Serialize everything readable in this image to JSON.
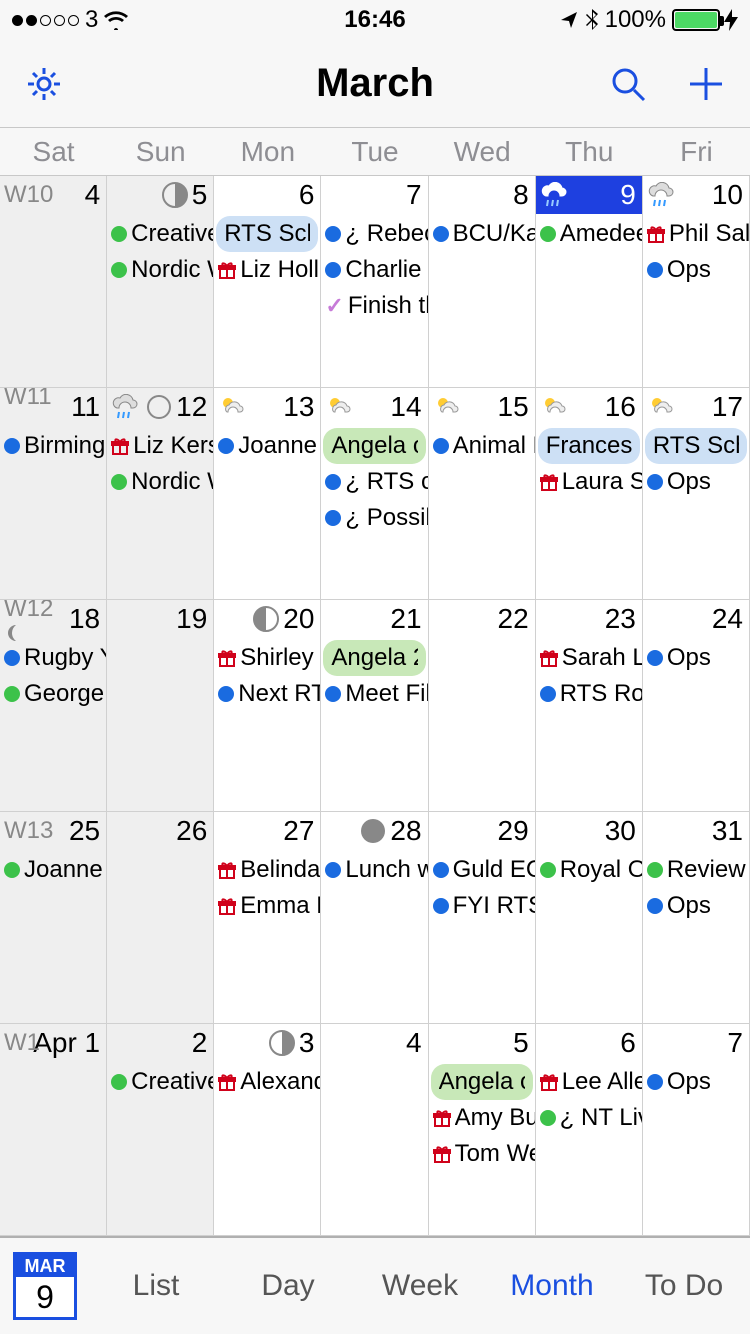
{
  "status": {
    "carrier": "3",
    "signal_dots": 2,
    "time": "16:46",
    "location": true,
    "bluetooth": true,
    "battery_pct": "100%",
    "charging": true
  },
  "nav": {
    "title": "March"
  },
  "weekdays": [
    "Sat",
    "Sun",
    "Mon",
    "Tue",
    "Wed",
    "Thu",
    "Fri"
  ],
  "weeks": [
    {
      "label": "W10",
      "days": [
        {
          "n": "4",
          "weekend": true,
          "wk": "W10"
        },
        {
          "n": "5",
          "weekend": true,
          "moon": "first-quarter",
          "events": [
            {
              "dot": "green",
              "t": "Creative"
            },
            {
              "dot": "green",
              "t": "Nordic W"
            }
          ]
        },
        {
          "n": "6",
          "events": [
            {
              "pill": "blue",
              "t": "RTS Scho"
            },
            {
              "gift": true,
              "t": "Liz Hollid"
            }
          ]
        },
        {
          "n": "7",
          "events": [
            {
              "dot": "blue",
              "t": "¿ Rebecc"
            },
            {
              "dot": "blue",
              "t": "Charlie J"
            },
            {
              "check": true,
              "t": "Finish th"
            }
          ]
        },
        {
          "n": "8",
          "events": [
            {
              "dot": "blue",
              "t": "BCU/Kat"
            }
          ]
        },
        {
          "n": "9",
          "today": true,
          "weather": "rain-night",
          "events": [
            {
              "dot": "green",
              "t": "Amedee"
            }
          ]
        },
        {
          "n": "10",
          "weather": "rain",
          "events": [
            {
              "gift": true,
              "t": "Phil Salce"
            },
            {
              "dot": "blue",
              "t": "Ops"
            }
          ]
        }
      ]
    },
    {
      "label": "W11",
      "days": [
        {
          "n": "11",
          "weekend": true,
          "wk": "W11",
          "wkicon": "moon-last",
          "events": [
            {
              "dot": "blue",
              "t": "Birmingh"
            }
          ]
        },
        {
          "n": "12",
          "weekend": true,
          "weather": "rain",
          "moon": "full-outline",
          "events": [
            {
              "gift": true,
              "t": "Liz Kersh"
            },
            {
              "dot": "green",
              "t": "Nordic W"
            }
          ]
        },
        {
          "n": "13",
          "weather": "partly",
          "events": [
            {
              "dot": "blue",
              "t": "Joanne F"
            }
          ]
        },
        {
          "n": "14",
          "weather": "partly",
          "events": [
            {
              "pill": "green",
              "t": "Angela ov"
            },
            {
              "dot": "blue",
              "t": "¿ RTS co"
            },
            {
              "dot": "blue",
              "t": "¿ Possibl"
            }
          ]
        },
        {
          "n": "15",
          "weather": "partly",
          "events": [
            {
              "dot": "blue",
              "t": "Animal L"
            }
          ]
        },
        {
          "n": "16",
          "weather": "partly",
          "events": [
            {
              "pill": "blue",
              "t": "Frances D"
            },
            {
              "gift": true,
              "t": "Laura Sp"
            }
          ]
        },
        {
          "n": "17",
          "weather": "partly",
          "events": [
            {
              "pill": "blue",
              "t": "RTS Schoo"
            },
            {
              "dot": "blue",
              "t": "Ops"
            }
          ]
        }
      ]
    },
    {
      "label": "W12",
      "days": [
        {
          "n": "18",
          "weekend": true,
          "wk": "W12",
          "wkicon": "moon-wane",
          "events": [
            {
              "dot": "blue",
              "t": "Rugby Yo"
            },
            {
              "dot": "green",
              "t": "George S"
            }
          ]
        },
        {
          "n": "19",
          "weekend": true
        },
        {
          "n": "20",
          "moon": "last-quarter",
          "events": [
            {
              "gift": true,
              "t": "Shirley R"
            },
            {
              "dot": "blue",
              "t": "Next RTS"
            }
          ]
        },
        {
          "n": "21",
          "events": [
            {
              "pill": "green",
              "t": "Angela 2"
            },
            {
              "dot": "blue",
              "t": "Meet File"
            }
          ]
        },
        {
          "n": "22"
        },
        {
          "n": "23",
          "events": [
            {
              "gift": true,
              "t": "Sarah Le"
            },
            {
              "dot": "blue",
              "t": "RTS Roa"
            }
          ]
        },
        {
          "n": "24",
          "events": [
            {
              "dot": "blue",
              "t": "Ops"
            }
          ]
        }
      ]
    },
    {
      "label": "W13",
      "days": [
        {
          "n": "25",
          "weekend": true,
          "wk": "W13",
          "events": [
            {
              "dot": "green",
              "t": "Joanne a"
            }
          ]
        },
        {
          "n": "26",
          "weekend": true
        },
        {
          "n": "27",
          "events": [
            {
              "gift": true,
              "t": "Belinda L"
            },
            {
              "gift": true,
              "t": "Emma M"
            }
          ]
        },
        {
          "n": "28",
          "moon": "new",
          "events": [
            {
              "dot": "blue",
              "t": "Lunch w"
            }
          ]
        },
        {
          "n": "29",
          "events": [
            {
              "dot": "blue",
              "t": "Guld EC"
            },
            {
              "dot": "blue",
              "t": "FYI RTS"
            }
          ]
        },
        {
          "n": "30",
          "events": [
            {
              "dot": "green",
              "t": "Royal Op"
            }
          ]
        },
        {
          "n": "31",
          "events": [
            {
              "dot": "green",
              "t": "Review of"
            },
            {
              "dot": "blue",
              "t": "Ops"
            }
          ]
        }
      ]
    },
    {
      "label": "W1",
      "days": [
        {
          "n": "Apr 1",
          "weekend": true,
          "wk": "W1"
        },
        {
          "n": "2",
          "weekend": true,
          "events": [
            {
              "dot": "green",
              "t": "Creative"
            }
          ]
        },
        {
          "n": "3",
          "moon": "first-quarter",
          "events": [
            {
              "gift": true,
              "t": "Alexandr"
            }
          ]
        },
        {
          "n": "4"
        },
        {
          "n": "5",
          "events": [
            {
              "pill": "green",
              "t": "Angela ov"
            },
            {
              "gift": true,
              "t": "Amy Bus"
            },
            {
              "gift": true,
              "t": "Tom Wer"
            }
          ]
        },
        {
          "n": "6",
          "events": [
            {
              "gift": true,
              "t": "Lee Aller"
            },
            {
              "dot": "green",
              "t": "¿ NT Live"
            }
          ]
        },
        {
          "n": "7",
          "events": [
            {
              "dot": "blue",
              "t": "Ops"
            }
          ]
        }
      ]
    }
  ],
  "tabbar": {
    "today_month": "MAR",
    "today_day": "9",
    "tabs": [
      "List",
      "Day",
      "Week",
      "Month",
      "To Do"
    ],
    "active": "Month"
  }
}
...
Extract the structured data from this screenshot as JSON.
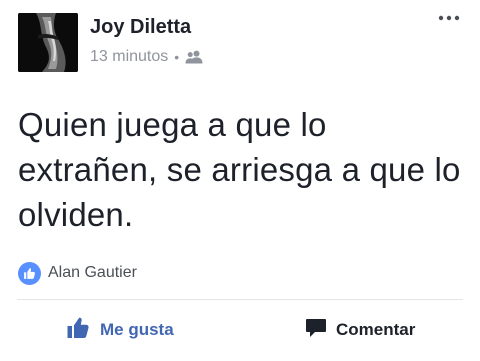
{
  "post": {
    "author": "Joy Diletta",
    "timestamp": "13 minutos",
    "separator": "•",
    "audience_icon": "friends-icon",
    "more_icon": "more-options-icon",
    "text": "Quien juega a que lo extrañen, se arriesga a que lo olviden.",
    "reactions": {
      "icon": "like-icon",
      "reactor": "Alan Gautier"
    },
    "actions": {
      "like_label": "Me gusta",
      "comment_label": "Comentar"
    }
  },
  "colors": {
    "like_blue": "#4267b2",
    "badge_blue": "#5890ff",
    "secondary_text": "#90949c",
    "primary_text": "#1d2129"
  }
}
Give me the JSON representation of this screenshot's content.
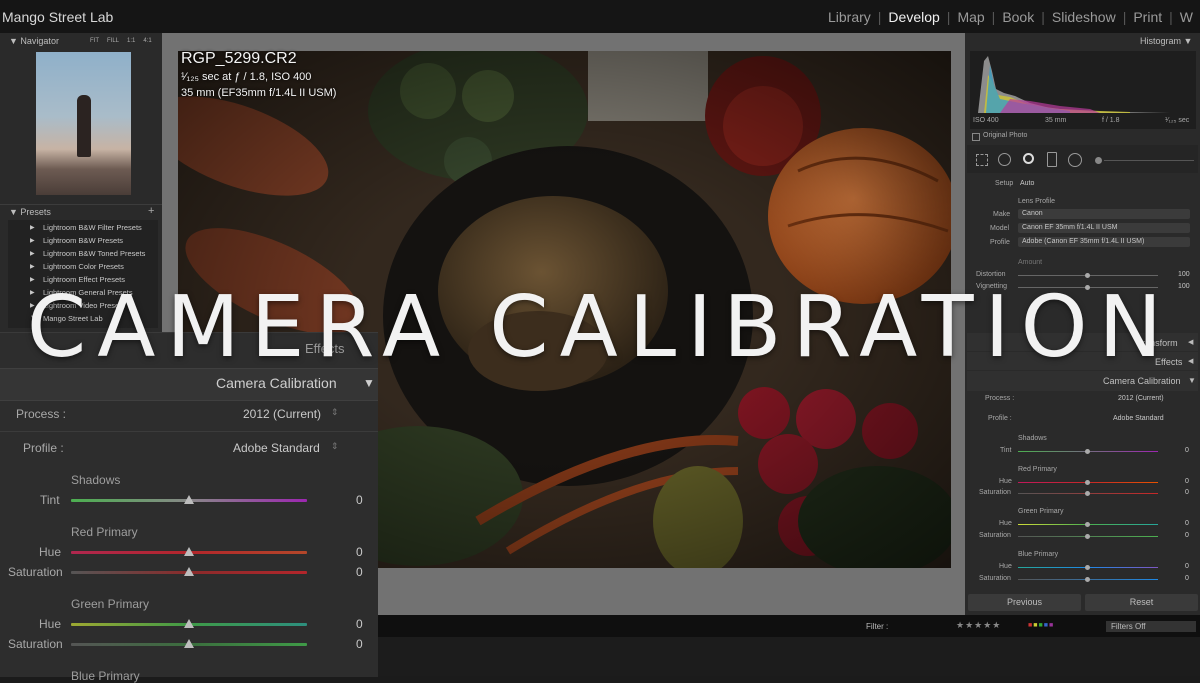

**WHAT IS ASKED:**
Could you quote, word for word, only the lines from the one containing "Extract the structured" through the one containing "Give me the", both included, and leave out any pictures?

**ANSWER TO THE PROBLEM:**
Extract the structured data from this screenshot as JSON.
{
  "post": {
    "author": "Joy Diletta",
    "timestamp": "13 minutos",
    "separator": "•",
    "audience_icon": "friends-icon",
    "more_icon": "more-options-icon",
    "text": "Quien juega a que lo extrañen, se arriesga a que lo olviden.",
    "reactions": {
      "icon": "like-icon",
      "reactor": "Alan Gautier"
    },
    "actions": {
      "like_label": "Me gusta",
      "comment_label": "Comentar"
    }
  },
  "colors": {
    "like_blue": "#4267b2",
    "badge_blue": "#5890ff",
    "secondary_text": "#90949c",
    "primary_text": "#1d2129"
  }
}
Give me the JSON representation of this screenshot's content.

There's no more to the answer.